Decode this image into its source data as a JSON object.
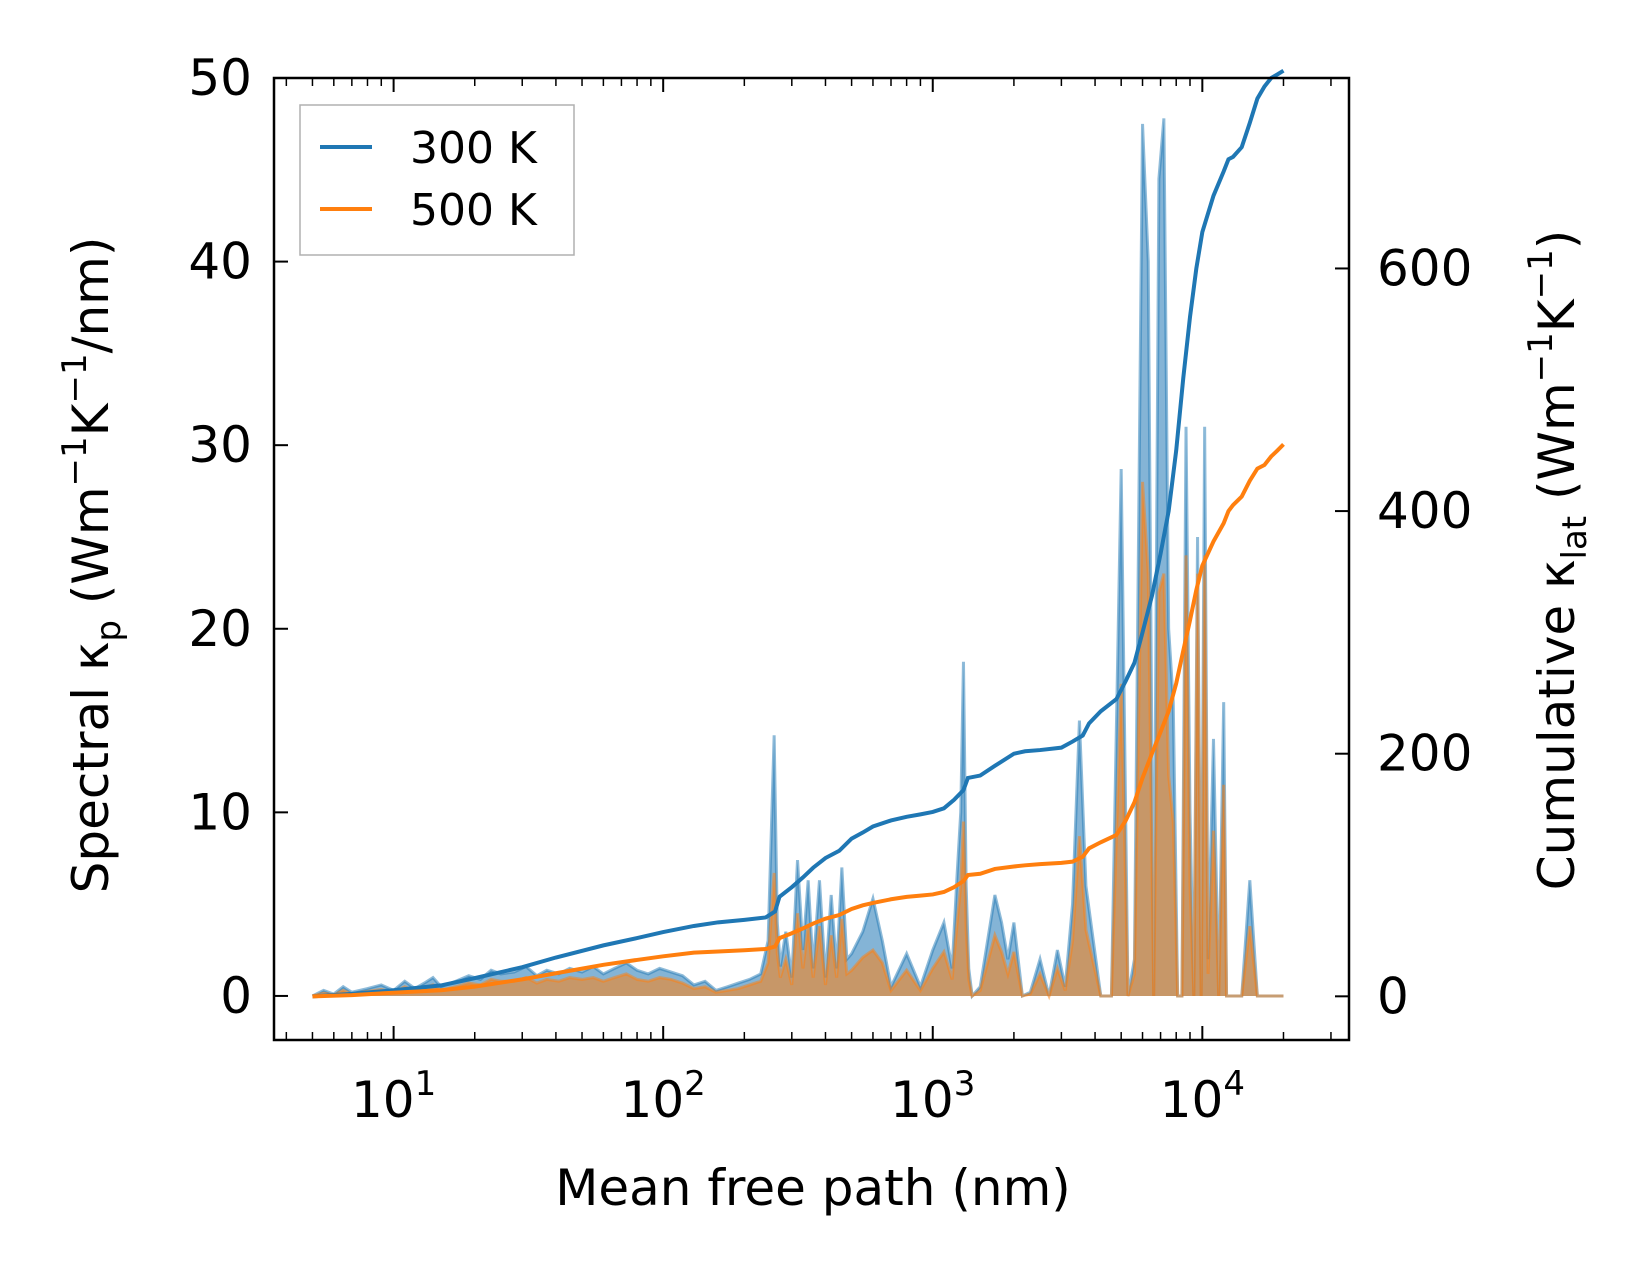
{
  "chart_data": {
    "type": "line",
    "x_scale": "log",
    "xlabel": "Mean free path (nm)",
    "ylabel_left": {
      "main": "Spectral κ",
      "sub": "p",
      "unit_open": " (Wm",
      "unit_exp1": "−1",
      "unit_mid": "K",
      "unit_exp2": "−1",
      "unit_close": "/nm)"
    },
    "ylabel_right": {
      "main": "Cumulative κ",
      "sub": "lat",
      "unit_open": " (Wm",
      "unit_exp1": "−1",
      "unit_mid": "K",
      "unit_exp2": "−1",
      "unit_close": ")"
    },
    "xlim": [
      3.6,
      35000
    ],
    "ylim_left": [
      -2.4,
      50
    ],
    "ylim_right": [
      -36,
      757
    ],
    "left_ticks": [
      0,
      10,
      20,
      30,
      40,
      50
    ],
    "right_ticks": [
      0,
      200,
      400,
      600
    ],
    "x_ticks": [
      {
        "value": 10,
        "base": "10",
        "exp": "1"
      },
      {
        "value": 100,
        "base": "10",
        "exp": "2"
      },
      {
        "value": 1000,
        "base": "10",
        "exp": "3"
      },
      {
        "value": 10000,
        "base": "10",
        "exp": "4"
      }
    ],
    "legend": {
      "position": "top-left",
      "entries": [
        {
          "label": "300 K",
          "color": "#1f77b4"
        },
        {
          "label": "500 K",
          "color": "#ff7f0e"
        }
      ]
    },
    "spectral": [
      {
        "name": "300 K",
        "color": "#1f77b4",
        "x": [
          5,
          5.5,
          6,
          6.5,
          7,
          8,
          9,
          10,
          11,
          12,
          13,
          14,
          15,
          17,
          19,
          21,
          23,
          25,
          28,
          31,
          34,
          37,
          41,
          45,
          50,
          55,
          60,
          66,
          73,
          80,
          88,
          97,
          107,
          118,
          130,
          143,
          157,
          173,
          190,
          209,
          230,
          245,
          258,
          265,
          272,
          285,
          300,
          315,
          330,
          345,
          360,
          380,
          400,
          420,
          440,
          460,
          480,
          500,
          550,
          600,
          650,
          700,
          800,
          900,
          1000,
          1100,
          1180,
          1230,
          1270,
          1300,
          1330,
          1360,
          1400,
          1500,
          1700,
          1800,
          1900,
          2000,
          2150,
          2300,
          2500,
          2700,
          2900,
          3100,
          3300,
          3500,
          3700,
          3900,
          4200,
          4600,
          5000,
          5300,
          5600,
          6000,
          6300,
          6600,
          6900,
          7200,
          7500,
          7800,
          8100,
          8400,
          8700,
          9000,
          9300,
          9600,
          9900,
          10200,
          10500,
          11000,
          11500,
          12000,
          12300,
          12600,
          13000,
          14000,
          15000,
          16000,
          17000,
          18000,
          18500,
          19000,
          19500,
          20000
        ],
        "y": [
          0,
          0.3,
          0.1,
          0.5,
          0.2,
          0.4,
          0.6,
          0.3,
          0.8,
          0.4,
          0.7,
          1.0,
          0.5,
          0.8,
          1.1,
          0.9,
          1.4,
          1.2,
          1.3,
          1.6,
          1.1,
          1.4,
          1.2,
          1.5,
          1.3,
          1.6,
          1.2,
          1.5,
          1.8,
          1.4,
          1.2,
          1.5,
          1.3,
          1.1,
          0.6,
          0.8,
          0.3,
          0.5,
          0.7,
          0.9,
          1.2,
          3.0,
          14.2,
          4.0,
          1.6,
          3.5,
          1.0,
          7.4,
          2.5,
          6.3,
          1.5,
          6.3,
          1.0,
          5.5,
          1.5,
          7.0,
          2.0,
          2.3,
          3.5,
          5.3,
          3.0,
          0.5,
          2.3,
          0.5,
          2.5,
          4.0,
          1.5,
          6.5,
          10.0,
          18.2,
          6.0,
          1.5,
          0,
          0.5,
          5.5,
          4.0,
          2.0,
          4.0,
          0,
          0.2,
          2.0,
          0,
          2.5,
          0.5,
          5.0,
          15.0,
          6.0,
          3.5,
          0,
          0,
          28.7,
          0,
          2.0,
          47.5,
          40.0,
          0,
          44.5,
          47.8,
          20.0,
          16.0,
          0,
          0,
          31.0,
          10.0,
          0,
          25.0,
          0,
          31.0,
          2.0,
          14.0,
          0,
          16.0,
          0,
          0,
          0,
          0,
          6.3,
          0,
          0,
          0,
          0,
          0,
          0,
          0
        ]
      },
      {
        "name": "500 K",
        "color": "#ff7f0e",
        "x": [
          5,
          5.5,
          6,
          6.5,
          7,
          8,
          9,
          10,
          11,
          12,
          13,
          14,
          15,
          17,
          19,
          21,
          23,
          25,
          28,
          31,
          34,
          37,
          41,
          45,
          50,
          55,
          60,
          66,
          73,
          80,
          88,
          97,
          107,
          118,
          130,
          143,
          157,
          173,
          190,
          209,
          230,
          245,
          258,
          265,
          272,
          285,
          300,
          315,
          330,
          345,
          360,
          380,
          400,
          420,
          440,
          460,
          480,
          500,
          550,
          600,
          650,
          700,
          800,
          900,
          1000,
          1100,
          1180,
          1230,
          1270,
          1300,
          1330,
          1360,
          1400,
          1500,
          1700,
          1800,
          1900,
          2000,
          2150,
          2300,
          2500,
          2700,
          2900,
          3100,
          3300,
          3500,
          3700,
          3900,
          4200,
          4600,
          5000,
          5300,
          5600,
          6000,
          6300,
          6600,
          6900,
          7200,
          7500,
          7800,
          8100,
          8400,
          8700,
          9000,
          9300,
          9600,
          9900,
          10200,
          10500,
          11000,
          11500,
          12000,
          12300,
          12600,
          13000,
          14000,
          15000,
          16000,
          17000,
          18000,
          18500,
          19000,
          19500,
          20000
        ],
        "y": [
          0,
          0.15,
          0.05,
          0.3,
          0.1,
          0.25,
          0.35,
          0.2,
          0.5,
          0.25,
          0.45,
          0.6,
          0.3,
          0.5,
          0.7,
          0.6,
          0.9,
          0.8,
          0.8,
          1.0,
          0.7,
          0.9,
          0.8,
          1.0,
          0.9,
          1.0,
          0.8,
          1.0,
          1.2,
          0.9,
          0.8,
          1.0,
          0.9,
          0.7,
          0.4,
          0.5,
          0.2,
          0.3,
          0.4,
          0.6,
          0.8,
          1.8,
          6.7,
          2.3,
          1.0,
          2.0,
          0.6,
          4.5,
          1.5,
          3.8,
          1.0,
          3.8,
          0.6,
          3.3,
          1.0,
          4.2,
          1.2,
          1.4,
          2.1,
          2.5,
          1.8,
          0.3,
          1.4,
          0.3,
          1.5,
          2.4,
          0.9,
          3.9,
          6.0,
          9.5,
          3.6,
          0.9,
          0,
          0.3,
          3.3,
          2.4,
          1.2,
          2.4,
          0,
          0.1,
          1.2,
          0,
          1.5,
          0.3,
          3.0,
          8.7,
          3.6,
          2.1,
          0,
          0,
          17.0,
          0,
          1.2,
          28.0,
          23.0,
          0,
          22.0,
          23.0,
          12.0,
          9.5,
          0,
          0,
          24.0,
          6.0,
          0,
          23.0,
          0,
          24.0,
          1.2,
          9.0,
          0,
          11.5,
          0,
          0,
          0,
          0,
          3.8,
          0,
          0,
          0,
          0,
          0,
          0,
          0
        ]
      }
    ],
    "cumulative": [
      {
        "name": "300 K",
        "color": "#1f77b4",
        "x": [
          5,
          7,
          10,
          15,
          20,
          30,
          40,
          60,
          80,
          100,
          130,
          160,
          200,
          240,
          260,
          270,
          300,
          330,
          360,
          400,
          450,
          500,
          550,
          600,
          700,
          800,
          900,
          1000,
          1100,
          1200,
          1300,
          1350,
          1500,
          1700,
          2000,
          2200,
          2500,
          3000,
          3300,
          3600,
          3800,
          4200,
          4800,
          5200,
          5600,
          6000,
          6500,
          7000,
          7500,
          8000,
          8500,
          9000,
          9500,
          10000,
          11000,
          12000,
          12500,
          13000,
          14000,
          15000,
          16000,
          17000,
          18000,
          19000,
          20000
        ],
        "y": [
          0,
          2,
          5,
          9,
          15,
          24,
          32,
          42,
          48,
          53,
          58,
          61,
          63,
          65,
          70,
          82,
          90,
          98,
          106,
          114,
          120,
          130,
          135,
          140,
          145,
          148,
          150,
          152,
          155,
          162,
          170,
          180,
          182,
          190,
          200,
          202,
          203,
          205,
          210,
          215,
          225,
          235,
          245,
          260,
          275,
          300,
          330,
          365,
          400,
          450,
          510,
          560,
          600,
          630,
          660,
          680,
          690,
          692,
          700,
          720,
          740,
          750,
          757,
          760,
          763
        ]
      },
      {
        "name": "500 K",
        "color": "#ff7f0e",
        "x": [
          5,
          7,
          10,
          15,
          20,
          30,
          40,
          60,
          80,
          100,
          130,
          160,
          200,
          240,
          260,
          270,
          300,
          330,
          360,
          400,
          450,
          500,
          550,
          600,
          700,
          800,
          900,
          1000,
          1100,
          1200,
          1300,
          1350,
          1500,
          1700,
          2000,
          2200,
          2500,
          3000,
          3300,
          3600,
          3800,
          4200,
          4800,
          5200,
          5600,
          6000,
          6500,
          7000,
          7500,
          8000,
          8500,
          9000,
          9500,
          10000,
          11000,
          12000,
          12500,
          13000,
          14000,
          15000,
          16000,
          17000,
          18000,
          19000,
          20000
        ],
        "y": [
          0,
          1,
          3,
          5,
          8,
          14,
          19,
          26,
          30,
          33,
          36,
          37,
          38,
          39,
          41,
          48,
          52,
          56,
          60,
          64,
          67,
          72,
          75,
          77,
          80,
          82,
          83,
          84,
          86,
          90,
          95,
          100,
          101,
          105,
          107,
          108,
          109,
          110,
          111,
          115,
          122,
          127,
          133,
          145,
          160,
          180,
          200,
          218,
          235,
          258,
          285,
          310,
          335,
          355,
          375,
          390,
          400,
          405,
          412,
          425,
          435,
          438,
          445,
          450,
          455
        ]
      }
    ]
  }
}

The request: Search the entries for the word "value", then list each line that holds it.

Result for this exercise:
        "value": 10,
        "value": 100,
        "value": 1000,
        "value": 10000,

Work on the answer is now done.